Führe den folgenden Text über Katastrophenanleihen nach seinem letzten Satz weiter.

--- Vorgegebener Text ---

Katastrophenanleihen galten lange als US-Marktprodukt. Inzwischen wecken sie weltweit zunehmend Interesse.
Katastrophenanleihen sind, wie der Name schon sagt, nichts für Anfänger. Trotzdem ziehen diese Hochzins- und Hochrisiko-Papiere zunehmend Interesse an, weil Naturkatastrophen zunehmen.
In den 1990er-Jahren für den US-Markt entwickelt, werden Cat Bonds von Staaten, Versicherern oder Rückversicherern begeben, um Kosten nach Naturkatastrophen zu decken. Anleger kaufen sie in der Hoffnung, dass kein Schadensfall eintritt. Dann erhalten sie ihr Geld samt Rendite zurück. Tritt eine Katastrophe ein, die den Bond auslöst, behält der Emittent das Kapital zur Bewältigung der Folgen.
„Aus Sicht von Versicherern und Rückversicherern eröffnen Cat Bonds eine alternative Kapitalquelle. Sie ist flexibler als Bilanzkapital und lässt sich gezielt auf bestimmte Risikoarten und -schichten ausrichten“, sagte Brandan Holmes, VP Senior Credit Officer bei Moody’s Ratings. „Cat Bonds können zudem günstiger sein als klassische Rückversicherung“, sagte er Euronews.

--- Erfasste Daten ---

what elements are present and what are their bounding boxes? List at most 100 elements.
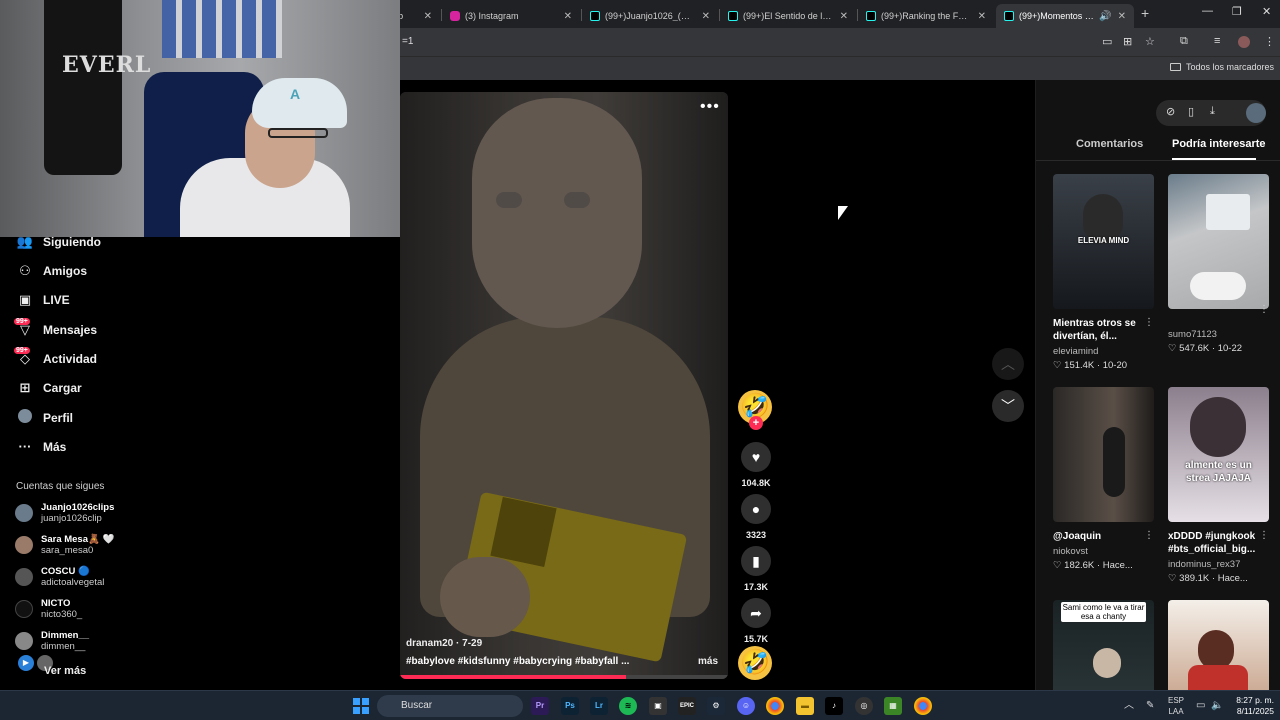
all-bookmarks-button[interactable]: Todos los marcadores bbox=[1169, 62, 1274, 72]
video-card[interactable]: @Joaquin ⋮ niokovst ♡ 182.6K · Hace... bbox=[1053, 387, 1154, 571]
video-progress-bar[interactable] bbox=[400, 675, 728, 679]
friends-icon: ⚇ bbox=[19, 263, 31, 278]
followed-account[interactable]: Sara Mesa🧸 🤍 sara_mesa0 bbox=[15, 534, 114, 556]
tab-comments[interactable]: Comentarios bbox=[1076, 138, 1143, 150]
followed-account[interactable]: NICTO nicto360_ bbox=[15, 598, 82, 620]
nav-item-following[interactable]: 👥 Siguiendo bbox=[16, 234, 101, 250]
chrome-icon[interactable] bbox=[766, 697, 784, 715]
comment-button[interactable]: ● bbox=[741, 494, 771, 524]
followed-account[interactable]: Dimmen__ dimmen__ bbox=[15, 630, 89, 652]
browser-tab[interactable]: (99+)Juanjo1026_(@juanj ✕ bbox=[582, 4, 718, 28]
star-icon[interactable]: ☆ bbox=[1145, 35, 1155, 48]
photoshop-icon[interactable]: Ps bbox=[561, 697, 579, 715]
download-icon[interactable]: ⤓ bbox=[1210, 105, 1215, 118]
tiktok-icon[interactable]: ♪ bbox=[825, 697, 843, 715]
system-clock[interactable]: 8:27 p. m. 8/11/2025 bbox=[1222, 695, 1274, 717]
close-icon[interactable]: ✕ bbox=[424, 11, 432, 22]
premiere-icon[interactable]: Pr bbox=[531, 697, 549, 715]
more-options-icon[interactable]: ⋮ bbox=[1259, 304, 1269, 315]
card-thumbnail[interactable]: almente es un strea JAJAJA bbox=[1168, 387, 1269, 522]
mobile-icon[interactable]: ▯ bbox=[1188, 105, 1194, 118]
browser-tab[interactable]: (99+)Ranking the Funnies ✕ bbox=[858, 4, 994, 28]
card-thumbnail[interactable] bbox=[1168, 174, 1269, 309]
browser-tab[interactable]: (3) Instagram ✕ bbox=[442, 4, 580, 28]
cast-icon[interactable]: ▭ bbox=[1102, 35, 1112, 48]
card-thumbnail[interactable] bbox=[1053, 387, 1154, 522]
lightroom-icon[interactable]: Lr bbox=[590, 697, 608, 715]
avatar bbox=[15, 568, 33, 586]
followed-account[interactable]: COSCU 🔵 adictoalvegetal bbox=[15, 566, 104, 588]
video-hashtags[interactable]: #babylove #kidsfunny #babycrying #babyfa… bbox=[406, 656, 636, 667]
minimize-button[interactable]: — bbox=[1202, 5, 1213, 17]
discord-icon[interactable]: ☺ bbox=[737, 697, 755, 715]
nav-item-live[interactable]: ▣ LIVE bbox=[16, 292, 70, 308]
like-button[interactable]: ♥ bbox=[741, 442, 771, 472]
pen-icon[interactable]: ✎ bbox=[1146, 700, 1154, 711]
media-icon[interactable]: ≡ bbox=[1214, 35, 1220, 47]
extensions-icon[interactable]: ⧉ bbox=[1180, 35, 1188, 48]
card-thumbnail[interactable]: ELEVIA MIND bbox=[1053, 174, 1154, 309]
video-card[interactable]: ELEVIA MIND Mientras otros se divertían,… bbox=[1053, 174, 1154, 371]
close-icon[interactable]: ✕ bbox=[978, 11, 986, 22]
card-username[interactable]: indominus_rex37 bbox=[1168, 559, 1269, 570]
next-video-button[interactable]: ﹀ bbox=[992, 390, 1024, 422]
maximize-button[interactable]: ❐ bbox=[1232, 5, 1242, 18]
video-player[interactable]: ••• dranam20 · 7-29 #babylove #kidsfunny… bbox=[400, 92, 728, 679]
more-options-icon[interactable]: ••• bbox=[700, 98, 720, 116]
see-more-link[interactable]: Ver más bbox=[44, 665, 86, 677]
nav-item-friends[interactable]: ⚇ Amigos bbox=[16, 263, 87, 279]
share-button[interactable]: ➦ bbox=[741, 598, 771, 628]
video-card[interactable]: ⋮ sumo71123 ♡ 547.6K · 10-22 bbox=[1168, 174, 1269, 354]
tab-you-may-like[interactable]: Podría interesarte bbox=[1172, 138, 1266, 150]
nav-item-upload[interactable]: ⊞ Cargar bbox=[16, 380, 82, 396]
user-avatar[interactable] bbox=[1246, 103, 1266, 123]
speaker-icon[interactable]: 🔊 bbox=[1099, 11, 1111, 22]
followed-account[interactable]: Juanjo1026clips juanjo1026clip bbox=[15, 502, 114, 524]
chevron-up-icon[interactable]: ︿ bbox=[1124, 700, 1134, 711]
nav-item-more[interactable]: ··· Más bbox=[16, 439, 67, 454]
video-card[interactable]: almente es un strea JAJAJA xDDDD #jungko… bbox=[1168, 387, 1269, 584]
epic-games-icon[interactable]: EPIC bbox=[678, 697, 696, 715]
video-author[interactable]: dranam20 · 7-29 bbox=[406, 638, 482, 649]
close-icon[interactable]: ✕ bbox=[702, 11, 710, 22]
browser-tab-active[interactable]: (99+)Momentos dive 🔊 ✕ bbox=[996, 4, 1134, 28]
video-card[interactable]: Sami como le va a tirar esa a chanty bbox=[1053, 600, 1154, 690]
close-icon[interactable]: ✕ bbox=[1118, 11, 1126, 22]
network-icon[interactable]: ▭ bbox=[1196, 700, 1205, 711]
card-username[interactable]: sumo71123 bbox=[1168, 329, 1269, 340]
menu-icon[interactable]: ⋮ bbox=[1264, 35, 1275, 48]
more-options-icon[interactable]: ⋮ bbox=[1144, 530, 1154, 541]
close-icon[interactable]: ✕ bbox=[840, 11, 848, 22]
language-indicator[interactable]: ESP LAA bbox=[1166, 695, 1186, 717]
video-card[interactable] bbox=[1168, 600, 1269, 690]
more-options-icon[interactable]: ⋮ bbox=[1259, 530, 1269, 541]
app-icon[interactable]: ▣ bbox=[649, 697, 667, 715]
previous-video-button[interactable]: ︿ bbox=[992, 348, 1024, 380]
file-explorer-icon[interactable]: ▬ bbox=[796, 697, 814, 715]
profile-avatar-icon[interactable] bbox=[1238, 36, 1250, 48]
windows-start-icon[interactable] bbox=[353, 698, 369, 714]
card-username[interactable]: eleviamind bbox=[1053, 346, 1154, 357]
spotify-icon[interactable]: ≋ bbox=[619, 697, 637, 715]
steam-icon[interactable]: ⚙ bbox=[707, 697, 725, 715]
browser-tab[interactable]: (99+)El Sentido de la Vida ✕ bbox=[720, 4, 856, 28]
translate-icon[interactable]: ⊞ bbox=[1123, 35, 1132, 48]
close-window-button[interactable]: ✕ bbox=[1262, 5, 1271, 18]
taskbar-search[interactable]: Buscar bbox=[377, 695, 523, 717]
see-more-caption[interactable]: más bbox=[698, 656, 718, 667]
sound-disc-icon[interactable]: 🤣 bbox=[738, 646, 772, 680]
follow-plus-icon[interactable]: + bbox=[749, 416, 763, 430]
card-thumbnail[interactable] bbox=[1168, 600, 1269, 690]
card-username[interactable]: niokovst bbox=[1053, 546, 1154, 557]
minecraft-icon[interactable]: ▦ bbox=[884, 697, 902, 715]
autoscroll-icon[interactable]: ⊘ bbox=[1166, 105, 1175, 118]
close-icon[interactable]: ✕ bbox=[564, 11, 572, 22]
app-icon[interactable]: ◎ bbox=[855, 697, 873, 715]
url-text[interactable]: =1 bbox=[402, 36, 413, 47]
save-button[interactable]: ▮ bbox=[741, 546, 771, 576]
chrome-icon[interactable] bbox=[914, 697, 932, 715]
more-options-icon[interactable]: ⋮ bbox=[1144, 317, 1154, 328]
nav-item-profile[interactable]: Perfil bbox=[16, 409, 73, 426]
new-tab-button[interactable]: + bbox=[1141, 5, 1149, 21]
card-thumbnail[interactable]: Sami como le va a tirar esa a chanty bbox=[1053, 600, 1154, 690]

---

**Die Antwort**
Die Attraktivität dieser Papiere ist nach jüngsten Ereignissen wie Jamaikas Hurrikan Melissa gestiegen. Kapitalmärkte geben Ländern ein wichtiges Instrument, um Versicherungskosten zu senken. Das ist entscheidend, da die Hilfsausgaben in reichen Staaten sinken. Wiederholte Naturkatastrophen können Regierungen in untragbare Schulden treiben, zumal die Zinslast steigt.
Auch für Anleger hat das Instrument Vorteile. Die Anleihen bieten wegen ihres Risikos attraktive Renditen. Zudem sorgen sie für mehr Diversifikation, da sie nur gering mit den Finanzmärkten korrelieren. Fallen Aktien und klassische Anleihen zugleich, was selten, aber möglich ist, bieten Katastrophenanleihen einen gewissen Schutz. „Sie haben zudem oft kurze Laufzeiten. Das verschafft Anlegern Spielraum bei der Vermögensaufteilung“, sagte Holmes.
Komplexe Auslösekriterien
Nach Daten der Firma Artemis liegt der ausstehende Wert des globalen Cat-Bond-Markts bei rund 57,9 Milliarden Dollar (49,93 Milliarden Euro). Trotz steigender Klimarisiken erzielten diese Anlagen 2023 und 2024 historisch starke Renditen von 20 Prozent beziehungsweise 17 Prozent.
Ein Renditetreiber ist, dass eine Auszahlung nur unter klar definierten Bedingungen erfolgt. Als Hurrikan Beryl im vergangenen Jahr Jamaika traf, griff kein Cat-Bond-Schutz, weil der Luftdruck nicht unter den festgelegten Schwellenwert fiel. In diesem Jahr erhält Jamaika nach Hurrikan Melissa hingegen eine volle Auszahlung von 150 Millionen Dollar (129,37 Millionen Euro) aus seiner Weltbank-Katastrophenversicherung.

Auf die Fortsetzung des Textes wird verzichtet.